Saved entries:
'''

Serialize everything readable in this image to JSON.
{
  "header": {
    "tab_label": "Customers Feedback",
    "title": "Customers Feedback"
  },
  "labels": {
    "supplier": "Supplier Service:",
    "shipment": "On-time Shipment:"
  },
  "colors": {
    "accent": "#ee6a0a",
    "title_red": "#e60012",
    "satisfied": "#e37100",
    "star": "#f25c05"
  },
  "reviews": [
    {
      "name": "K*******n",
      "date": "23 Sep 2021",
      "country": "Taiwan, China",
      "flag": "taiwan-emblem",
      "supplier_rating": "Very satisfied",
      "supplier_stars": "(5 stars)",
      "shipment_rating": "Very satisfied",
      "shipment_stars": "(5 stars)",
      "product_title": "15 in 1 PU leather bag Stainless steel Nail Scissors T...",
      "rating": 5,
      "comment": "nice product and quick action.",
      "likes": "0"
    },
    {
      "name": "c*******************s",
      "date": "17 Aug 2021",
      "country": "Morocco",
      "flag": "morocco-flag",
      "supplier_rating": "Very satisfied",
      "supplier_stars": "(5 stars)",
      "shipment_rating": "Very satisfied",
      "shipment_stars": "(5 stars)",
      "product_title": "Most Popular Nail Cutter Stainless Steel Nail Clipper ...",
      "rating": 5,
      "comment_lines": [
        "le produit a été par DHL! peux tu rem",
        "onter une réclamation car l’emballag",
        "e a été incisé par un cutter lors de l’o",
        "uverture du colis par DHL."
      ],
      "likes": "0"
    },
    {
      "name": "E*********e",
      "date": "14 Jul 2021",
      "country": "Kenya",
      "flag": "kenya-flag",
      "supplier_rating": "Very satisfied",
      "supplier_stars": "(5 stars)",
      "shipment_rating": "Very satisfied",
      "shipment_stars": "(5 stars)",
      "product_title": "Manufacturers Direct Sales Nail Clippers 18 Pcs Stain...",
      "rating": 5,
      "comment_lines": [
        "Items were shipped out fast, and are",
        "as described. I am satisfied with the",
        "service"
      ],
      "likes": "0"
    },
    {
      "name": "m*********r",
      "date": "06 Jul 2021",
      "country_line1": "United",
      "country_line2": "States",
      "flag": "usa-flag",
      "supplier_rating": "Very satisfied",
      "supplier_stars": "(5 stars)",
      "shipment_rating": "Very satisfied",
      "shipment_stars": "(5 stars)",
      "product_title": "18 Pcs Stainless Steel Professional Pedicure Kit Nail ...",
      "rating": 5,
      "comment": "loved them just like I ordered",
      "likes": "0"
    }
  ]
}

'''

What the exercise asks: Return every line from the records above that holds the word "Feedback".

Task output:
    "tab_label": "Customers Feedback",
    "title": "Customers Feedback"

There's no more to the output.